(Source data)
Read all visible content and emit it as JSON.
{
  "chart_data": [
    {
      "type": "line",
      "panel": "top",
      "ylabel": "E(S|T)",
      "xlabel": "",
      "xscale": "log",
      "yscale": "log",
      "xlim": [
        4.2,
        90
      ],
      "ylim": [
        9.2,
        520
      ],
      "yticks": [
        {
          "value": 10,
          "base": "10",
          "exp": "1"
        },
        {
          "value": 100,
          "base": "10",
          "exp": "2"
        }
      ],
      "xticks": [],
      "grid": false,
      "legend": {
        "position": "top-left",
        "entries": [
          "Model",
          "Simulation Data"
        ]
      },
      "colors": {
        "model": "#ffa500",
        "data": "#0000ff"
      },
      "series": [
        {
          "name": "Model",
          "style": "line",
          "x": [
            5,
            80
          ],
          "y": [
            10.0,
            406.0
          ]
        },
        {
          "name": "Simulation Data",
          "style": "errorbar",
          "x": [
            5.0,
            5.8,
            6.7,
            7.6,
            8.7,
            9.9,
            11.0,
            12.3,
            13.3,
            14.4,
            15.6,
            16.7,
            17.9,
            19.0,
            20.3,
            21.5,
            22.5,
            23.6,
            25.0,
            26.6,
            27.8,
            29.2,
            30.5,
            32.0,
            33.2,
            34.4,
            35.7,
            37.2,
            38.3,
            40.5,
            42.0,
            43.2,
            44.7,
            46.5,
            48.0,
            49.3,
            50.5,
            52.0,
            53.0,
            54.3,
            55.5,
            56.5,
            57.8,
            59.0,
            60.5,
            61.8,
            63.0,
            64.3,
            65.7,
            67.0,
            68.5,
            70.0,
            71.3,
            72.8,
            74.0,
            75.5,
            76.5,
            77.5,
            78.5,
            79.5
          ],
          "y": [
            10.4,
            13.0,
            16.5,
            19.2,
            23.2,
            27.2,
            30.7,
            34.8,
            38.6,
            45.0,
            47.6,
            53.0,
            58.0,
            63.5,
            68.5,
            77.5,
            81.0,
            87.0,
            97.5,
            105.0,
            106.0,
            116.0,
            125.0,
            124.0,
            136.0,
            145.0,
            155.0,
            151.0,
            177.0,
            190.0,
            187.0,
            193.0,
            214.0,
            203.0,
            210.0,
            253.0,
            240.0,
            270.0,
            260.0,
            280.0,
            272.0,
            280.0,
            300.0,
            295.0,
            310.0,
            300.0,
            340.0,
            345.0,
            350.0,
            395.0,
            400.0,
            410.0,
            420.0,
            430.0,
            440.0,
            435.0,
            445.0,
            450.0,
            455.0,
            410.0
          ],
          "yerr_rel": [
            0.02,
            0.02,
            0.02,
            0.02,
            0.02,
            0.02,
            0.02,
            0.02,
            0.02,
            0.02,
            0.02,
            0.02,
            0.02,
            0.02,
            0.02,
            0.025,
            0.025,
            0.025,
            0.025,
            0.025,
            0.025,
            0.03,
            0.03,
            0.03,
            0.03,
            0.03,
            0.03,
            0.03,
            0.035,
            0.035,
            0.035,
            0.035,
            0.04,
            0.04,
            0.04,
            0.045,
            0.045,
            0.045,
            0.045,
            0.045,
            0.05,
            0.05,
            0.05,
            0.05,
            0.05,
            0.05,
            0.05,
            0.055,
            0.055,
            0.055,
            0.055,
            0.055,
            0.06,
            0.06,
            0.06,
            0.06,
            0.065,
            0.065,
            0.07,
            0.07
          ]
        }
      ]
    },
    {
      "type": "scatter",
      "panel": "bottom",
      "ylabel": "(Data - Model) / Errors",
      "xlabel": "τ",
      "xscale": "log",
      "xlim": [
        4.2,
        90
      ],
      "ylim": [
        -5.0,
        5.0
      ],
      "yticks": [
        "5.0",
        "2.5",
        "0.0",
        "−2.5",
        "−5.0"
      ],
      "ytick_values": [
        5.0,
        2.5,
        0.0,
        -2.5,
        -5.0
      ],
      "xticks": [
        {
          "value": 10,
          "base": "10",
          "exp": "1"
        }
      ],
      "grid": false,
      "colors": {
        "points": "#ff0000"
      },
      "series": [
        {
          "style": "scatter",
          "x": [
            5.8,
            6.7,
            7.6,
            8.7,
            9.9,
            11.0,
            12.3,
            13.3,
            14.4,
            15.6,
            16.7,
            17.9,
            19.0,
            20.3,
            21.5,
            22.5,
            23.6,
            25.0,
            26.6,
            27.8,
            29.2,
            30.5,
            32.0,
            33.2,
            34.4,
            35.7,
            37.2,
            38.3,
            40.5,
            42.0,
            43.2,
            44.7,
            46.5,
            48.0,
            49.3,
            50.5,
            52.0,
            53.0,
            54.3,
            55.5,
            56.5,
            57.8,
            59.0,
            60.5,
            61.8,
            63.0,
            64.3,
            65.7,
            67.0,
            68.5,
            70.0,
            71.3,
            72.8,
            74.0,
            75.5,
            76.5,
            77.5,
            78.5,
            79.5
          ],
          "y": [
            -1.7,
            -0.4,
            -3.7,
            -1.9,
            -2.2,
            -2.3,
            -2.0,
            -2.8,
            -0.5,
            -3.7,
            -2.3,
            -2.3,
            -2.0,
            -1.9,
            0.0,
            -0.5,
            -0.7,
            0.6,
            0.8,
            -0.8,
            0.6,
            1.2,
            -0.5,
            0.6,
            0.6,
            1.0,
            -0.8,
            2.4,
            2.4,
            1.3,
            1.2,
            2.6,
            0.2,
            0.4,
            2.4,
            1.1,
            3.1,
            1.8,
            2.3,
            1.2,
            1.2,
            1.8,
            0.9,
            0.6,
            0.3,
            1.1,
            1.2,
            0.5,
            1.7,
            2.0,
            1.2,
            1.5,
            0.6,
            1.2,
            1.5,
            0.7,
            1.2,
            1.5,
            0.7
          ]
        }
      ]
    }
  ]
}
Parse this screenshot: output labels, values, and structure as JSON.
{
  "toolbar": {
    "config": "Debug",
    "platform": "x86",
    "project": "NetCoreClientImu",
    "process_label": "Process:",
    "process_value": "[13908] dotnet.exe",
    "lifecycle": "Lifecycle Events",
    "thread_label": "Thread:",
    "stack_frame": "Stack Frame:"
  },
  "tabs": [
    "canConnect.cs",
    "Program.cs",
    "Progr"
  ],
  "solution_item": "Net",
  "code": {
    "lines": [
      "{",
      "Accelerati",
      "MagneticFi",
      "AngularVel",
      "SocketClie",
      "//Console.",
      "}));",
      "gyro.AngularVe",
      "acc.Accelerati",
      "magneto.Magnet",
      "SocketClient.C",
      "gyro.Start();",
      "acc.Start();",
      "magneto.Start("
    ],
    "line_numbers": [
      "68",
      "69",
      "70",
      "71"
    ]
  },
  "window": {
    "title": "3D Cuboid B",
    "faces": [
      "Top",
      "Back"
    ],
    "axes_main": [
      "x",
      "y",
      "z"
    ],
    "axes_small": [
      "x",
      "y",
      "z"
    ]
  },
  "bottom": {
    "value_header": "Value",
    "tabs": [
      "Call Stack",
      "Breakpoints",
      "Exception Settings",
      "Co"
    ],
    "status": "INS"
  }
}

-- Exercise directions --
Retype every entry word for word.

-- Complete answer --
Read all visible content and emit it as JSON.
{
  "chart_data": [
    {
      "type": "line",
      "panel": "top",
      "ylabel": "E(S|T)",
      "xlabel": "",
      "xscale": "log",
      "yscale": "log",
      "xlim": [
        4.2,
        90
      ],
      "ylim": [
        9.2,
        520
      ],
      "yticks": [
        {
          "value": 10,
          "base": "10",
          "exp": "1"
        },
        {
          "value": 100,
          "base": "10",
          "exp": "2"
        }
      ],
      "xticks": [],
      "grid": false,
      "legend": {
        "position": "top-left",
        "entries": [
          "Model",
          "Simulation Data"
        ]
      },
      "colors": {
        "model": "#ffa500",
        "data": "#0000ff"
      },
      "series": [
        {
          "name": "Model",
          "style": "line",
          "x": [
            5,
            80
          ],
          "y": [
            10.0,
            406.0
          ]
        },
        {
          "name": "Simulation Data",
          "style": "errorbar",
          "x": [
            5.0,
            5.8,
            6.7,
            7.6,
            8.7,
            9.9,
            11.0,
            12.3,
            13.3,
            14.4,
            15.6,
            16.7,
            17.9,
            19.0,
            20.3,
            21.5,
            22.5,
            23.6,
            25.0,
            26.6,
            27.8,
            29.2,
            30.5,
            32.0,
            33.2,
            34.4,
            35.7,
            37.2,
            38.3,
            40.5,
            42.0,
            43.2,
            44.7,
            46.5,
            48.0,
            49.3,
            50.5,
            52.0,
            53.0,
            54.3,
            55.5,
            56.5,
            57.8,
            59.0,
            60.5,
            61.8,
            63.0,
            64.3,
            65.7,
            67.0,
            68.5,
            70.0,
            71.3,
            72.8,
            74.0,
            75.5,
            76.5,
            77.5,
            78.5,
            79.5
          ],
          "y": [
            10.4,
            13.0,
            16.5,
            19.2,
            23.2,
            27.2,
            30.7,
            34.8,
            38.6,
            45.0,
            47.6,
            53.0,
            58.0,
            63.5,
            68.5,
            77.5,
            81.0,
            87.0,
            97.5,
            105.0,
            106.0,
            116.0,
            125.0,
            124.0,
            136.0,
            145.0,
            155.0,
            151.0,
            177.0,
            190.0,
            187.0,
            193.0,
            214.0,
            203.0,
            210.0,
            253.0,
            240.0,
            270.0,
            260.0,
            280.0,
            272.0,
            280.0,
            300.0,
            295.0,
            310.0,
            300.0,
            340.0,
            345.0,
            350.0,
            395.0,
            400.0,
            410.0,
            420.0,
            430.0,
            440.0,
            435.0,
            445.0,
            450.0,
            455.0,
            410.0
          ],
          "yerr_rel": [
            0.02,
            0.02,
            0.02,
            0.02,
            0.02,
            0.02,
            0.02,
            0.02,
            0.02,
            0.02,
            0.02,
            0.02,
            0.02,
            0.02,
            0.02,
            0.025,
            0.025,
            0.025,
            0.025,
            0.025,
            0.025,
            0.03,
            0.03,
            0.03,
            0.03,
            0.03,
            0.03,
            0.03,
            0.035,
            0.035,
            0.035,
            0.035,
            0.04,
            0.04,
            0.04,
            0.045,
            0.045,
            0.045,
            0.045,
            0.045,
            0.05,
            0.05,
            0.05,
            0.05,
            0.05,
            0.05,
            0.05,
            0.055,
            0.055,
            0.055,
            0.055,
            0.055,
            0.06,
            0.06,
            0.06,
            0.06,
            0.065,
            0.065,
            0.07,
            0.07
          ]
        }
      ]
    },
    {
      "type": "scatter",
      "panel": "bottom",
      "ylabel": "(Data - Model) / Errors",
      "xlabel": "τ",
      "xscale": "log",
      "xlim": [
        4.2,
        90
      ],
      "ylim": [
        -5.0,
        5.0
      ],
      "yticks": [
        "5.0",
        "2.5",
        "0.0",
        "−2.5",
        "−5.0"
      ],
      "ytick_values": [
        5.0,
        2.5,
        0.0,
        -2.5,
        -5.0
      ],
      "xticks": [
        {
          "value": 10,
          "base": "10",
          "exp": "1"
        }
      ],
      "grid": false,
      "colors": {
        "points": "#ff0000"
      },
      "series": [
        {
          "style": "scatter",
          "x": [
            5.8,
            6.7,
            7.6,
            8.7,
            9.9,
            11.0,
            12.3,
            13.3,
            14.4,
            15.6,
            16.7,
            17.9,
            19.0,
            20.3,
            21.5,
            22.5,
            23.6,
            25.0,
            26.6,
            27.8,
            29.2,
            30.5,
            32.0,
            33.2,
            34.4,
            35.7,
            37.2,
            38.3,
            40.5,
            42.0,
            43.2,
            44.7,
            46.5,
            48.0,
            49.3,
            50.5,
            52.0,
            53.0,
            54.3,
            55.5,
            56.5,
            57.8,
            59.0,
            60.5,
            61.8,
            63.0,
            64.3,
            65.7,
            67.0,
            68.5,
            70.0,
            71.3,
            72.8,
            74.0,
            75.5,
            76.5,
            77.5,
            78.5,
            79.5
          ],
          "y": [
            -1.7,
            -0.4,
            -3.7,
            -1.9,
            -2.2,
            -2.3,
            -2.0,
            -2.8,
            -0.5,
            -3.7,
            -2.3,
            -2.3,
            -2.0,
            -1.9,
            0.0,
            -0.5,
            -0.7,
            0.6,
            0.8,
            -0.8,
            0.6,
            1.2,
            -0.5,
            0.6,
            0.6,
            1.0,
            -0.8,
            2.4,
            2.4,
            1.3,
            1.2,
            2.6,
            0.2,
            0.4,
            2.4,
            1.1,
            3.1,
            1.8,
            2.3,
            1.2,
            1.2,
            1.8,
            0.9,
            0.6,
            0.3,
            1.1,
            1.2,
            0.5,
            1.7,
            2.0,
            1.2,
            1.5,
            0.6,
            1.2,
            1.5,
            0.7,
            1.2,
            1.5,
            0.7
          ]
        }
      ]
    }
  ]
}
Parse this screenshot: output labels, values, and structure as JSON.
{
  "toolbar": {
    "config": "Debug",
    "platform": "x86",
    "project": "NetCoreClientImu",
    "process_label": "Process:",
    "process_value": "[13908] dotnet.exe",
    "lifecycle": "Lifecycle Events",
    "thread_label": "Thread:",
    "stack_frame": "Stack Frame:"
  },
  "tabs": [
    "canConnect.cs",
    "Program.cs",
    "Progr"
  ],
  "solution_item": "Net",
  "code": {
    "lines": [
      "{",
      "Accelerati",
      "MagneticFi",
      "AngularVel",
      "SocketClie",
      "//Console.",
      "}));",
      "gyro.AngularVe",
      "acc.Accelerati",
      "magneto.Magnet",
      "SocketClient.C",
      "gyro.Start();",
      "acc.Start();",
      "magneto.Start("
    ],
    "line_numbers": [
      "68",
      "69",
      "70",
      "71"
    ]
  },
  "window": {
    "title": "3D Cuboid B",
    "faces": [
      "Top",
      "Back"
    ],
    "axes_main": [
      "x",
      "y",
      "z"
    ],
    "axes_small": [
      "x",
      "y",
      "z"
    ]
  },
  "bottom": {
    "value_header": "Value",
    "tabs": [
      "Call Stack",
      "Breakpoints",
      "Exception Settings",
      "Co"
    ],
    "status": "INS"
  }
}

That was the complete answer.